— Begin —
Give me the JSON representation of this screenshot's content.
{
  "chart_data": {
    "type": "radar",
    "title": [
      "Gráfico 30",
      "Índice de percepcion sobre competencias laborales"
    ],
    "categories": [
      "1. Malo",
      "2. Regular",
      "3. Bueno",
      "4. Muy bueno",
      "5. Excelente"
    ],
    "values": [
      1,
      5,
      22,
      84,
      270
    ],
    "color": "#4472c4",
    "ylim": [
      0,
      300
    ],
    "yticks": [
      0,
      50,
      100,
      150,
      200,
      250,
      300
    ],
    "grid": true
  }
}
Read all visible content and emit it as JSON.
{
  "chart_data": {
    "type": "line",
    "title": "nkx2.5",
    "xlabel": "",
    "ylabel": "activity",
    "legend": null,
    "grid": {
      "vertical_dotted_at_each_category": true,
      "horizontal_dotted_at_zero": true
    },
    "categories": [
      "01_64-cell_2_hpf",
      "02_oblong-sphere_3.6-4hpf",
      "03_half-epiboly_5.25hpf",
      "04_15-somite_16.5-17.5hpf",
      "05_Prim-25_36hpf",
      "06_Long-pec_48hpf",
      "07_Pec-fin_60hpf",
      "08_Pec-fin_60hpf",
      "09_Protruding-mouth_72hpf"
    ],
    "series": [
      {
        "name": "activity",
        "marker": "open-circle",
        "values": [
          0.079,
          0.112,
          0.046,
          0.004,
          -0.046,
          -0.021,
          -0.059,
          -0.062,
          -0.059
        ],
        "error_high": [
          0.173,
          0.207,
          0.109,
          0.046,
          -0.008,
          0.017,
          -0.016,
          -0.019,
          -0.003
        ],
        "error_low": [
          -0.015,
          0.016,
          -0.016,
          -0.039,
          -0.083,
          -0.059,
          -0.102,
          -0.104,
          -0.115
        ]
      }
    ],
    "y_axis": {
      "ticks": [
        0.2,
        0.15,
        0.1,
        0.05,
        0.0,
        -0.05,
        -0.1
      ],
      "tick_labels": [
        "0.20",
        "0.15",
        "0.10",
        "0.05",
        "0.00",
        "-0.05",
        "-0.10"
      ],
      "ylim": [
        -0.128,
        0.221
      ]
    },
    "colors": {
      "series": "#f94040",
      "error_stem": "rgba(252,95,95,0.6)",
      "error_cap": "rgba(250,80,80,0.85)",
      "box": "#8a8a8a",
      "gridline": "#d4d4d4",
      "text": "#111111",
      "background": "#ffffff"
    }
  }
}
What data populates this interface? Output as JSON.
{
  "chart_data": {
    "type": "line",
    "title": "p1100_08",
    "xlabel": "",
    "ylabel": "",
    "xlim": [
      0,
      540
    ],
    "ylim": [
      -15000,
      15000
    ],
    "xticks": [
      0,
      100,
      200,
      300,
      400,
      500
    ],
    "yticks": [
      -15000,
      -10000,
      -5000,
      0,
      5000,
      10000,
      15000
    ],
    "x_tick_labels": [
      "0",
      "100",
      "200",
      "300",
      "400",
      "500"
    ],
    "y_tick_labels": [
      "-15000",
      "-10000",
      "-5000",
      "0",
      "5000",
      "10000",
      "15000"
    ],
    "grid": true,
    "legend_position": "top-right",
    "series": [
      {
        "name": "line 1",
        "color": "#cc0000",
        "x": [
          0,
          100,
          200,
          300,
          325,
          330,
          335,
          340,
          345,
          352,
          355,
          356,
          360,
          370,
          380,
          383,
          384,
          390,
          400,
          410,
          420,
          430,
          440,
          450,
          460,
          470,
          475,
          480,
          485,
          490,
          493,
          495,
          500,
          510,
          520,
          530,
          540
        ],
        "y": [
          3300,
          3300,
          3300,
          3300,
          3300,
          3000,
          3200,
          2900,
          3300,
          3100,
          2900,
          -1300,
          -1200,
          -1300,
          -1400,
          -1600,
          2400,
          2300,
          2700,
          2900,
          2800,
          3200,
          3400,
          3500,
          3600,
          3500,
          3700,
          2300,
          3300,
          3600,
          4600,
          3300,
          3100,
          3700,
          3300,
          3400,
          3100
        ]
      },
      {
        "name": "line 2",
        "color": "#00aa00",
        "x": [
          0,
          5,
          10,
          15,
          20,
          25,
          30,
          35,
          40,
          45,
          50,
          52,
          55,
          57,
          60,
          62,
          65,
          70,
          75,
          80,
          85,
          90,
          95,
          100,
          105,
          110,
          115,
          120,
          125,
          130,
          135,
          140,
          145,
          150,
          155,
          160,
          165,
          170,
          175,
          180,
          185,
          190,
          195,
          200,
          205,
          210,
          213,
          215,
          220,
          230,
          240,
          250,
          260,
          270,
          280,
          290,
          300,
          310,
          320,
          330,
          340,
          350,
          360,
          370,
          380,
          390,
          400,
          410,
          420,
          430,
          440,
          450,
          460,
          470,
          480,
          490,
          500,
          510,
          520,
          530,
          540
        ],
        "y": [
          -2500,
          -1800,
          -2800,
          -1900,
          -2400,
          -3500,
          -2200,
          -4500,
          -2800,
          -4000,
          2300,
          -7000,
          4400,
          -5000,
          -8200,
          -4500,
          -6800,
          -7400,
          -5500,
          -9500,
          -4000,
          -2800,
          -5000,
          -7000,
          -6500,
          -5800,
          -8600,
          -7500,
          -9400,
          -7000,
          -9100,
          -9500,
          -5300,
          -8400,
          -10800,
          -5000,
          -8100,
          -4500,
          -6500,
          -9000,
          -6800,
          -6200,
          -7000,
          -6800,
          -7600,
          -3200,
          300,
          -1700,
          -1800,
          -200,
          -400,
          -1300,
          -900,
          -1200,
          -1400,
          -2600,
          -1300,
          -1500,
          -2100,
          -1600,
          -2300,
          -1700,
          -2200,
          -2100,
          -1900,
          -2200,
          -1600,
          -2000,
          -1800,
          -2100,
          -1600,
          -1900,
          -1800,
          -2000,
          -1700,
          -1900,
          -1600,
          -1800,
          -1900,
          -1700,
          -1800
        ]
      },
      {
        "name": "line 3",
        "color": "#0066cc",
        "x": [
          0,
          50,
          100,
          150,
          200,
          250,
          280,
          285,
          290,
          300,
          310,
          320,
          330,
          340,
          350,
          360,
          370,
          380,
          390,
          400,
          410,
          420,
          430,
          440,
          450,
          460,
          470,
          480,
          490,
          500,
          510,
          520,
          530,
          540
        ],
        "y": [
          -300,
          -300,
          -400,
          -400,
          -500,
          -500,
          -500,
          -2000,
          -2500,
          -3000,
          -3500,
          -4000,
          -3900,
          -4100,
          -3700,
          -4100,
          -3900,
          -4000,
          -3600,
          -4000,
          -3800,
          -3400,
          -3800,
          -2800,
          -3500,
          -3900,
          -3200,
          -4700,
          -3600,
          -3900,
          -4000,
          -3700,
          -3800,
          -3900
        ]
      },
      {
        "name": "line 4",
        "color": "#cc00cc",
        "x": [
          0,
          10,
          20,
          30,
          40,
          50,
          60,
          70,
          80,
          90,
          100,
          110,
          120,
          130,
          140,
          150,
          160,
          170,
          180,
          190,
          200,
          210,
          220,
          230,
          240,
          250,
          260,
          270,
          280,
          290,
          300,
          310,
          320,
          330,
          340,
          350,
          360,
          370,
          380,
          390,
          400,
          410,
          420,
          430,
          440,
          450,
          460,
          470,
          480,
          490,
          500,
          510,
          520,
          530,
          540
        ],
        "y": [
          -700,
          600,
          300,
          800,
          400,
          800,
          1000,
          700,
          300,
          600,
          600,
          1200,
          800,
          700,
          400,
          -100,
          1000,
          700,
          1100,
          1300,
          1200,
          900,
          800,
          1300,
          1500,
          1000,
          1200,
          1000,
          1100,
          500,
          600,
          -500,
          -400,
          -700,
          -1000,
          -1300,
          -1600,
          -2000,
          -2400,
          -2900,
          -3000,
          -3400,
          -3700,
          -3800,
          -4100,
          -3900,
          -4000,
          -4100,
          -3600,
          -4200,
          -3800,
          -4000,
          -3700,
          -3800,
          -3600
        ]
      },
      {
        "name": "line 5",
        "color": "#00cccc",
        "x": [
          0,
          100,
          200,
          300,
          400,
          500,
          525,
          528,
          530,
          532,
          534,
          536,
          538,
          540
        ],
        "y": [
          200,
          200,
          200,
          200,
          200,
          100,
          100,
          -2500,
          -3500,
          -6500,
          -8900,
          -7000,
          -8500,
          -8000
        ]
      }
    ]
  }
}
— End —
**PROBLEM DESCRIPTION**
Find how many lines in the listing hold "JSON", and reply with that number only.

**ANSWER FOR THIS EXERCISE**
3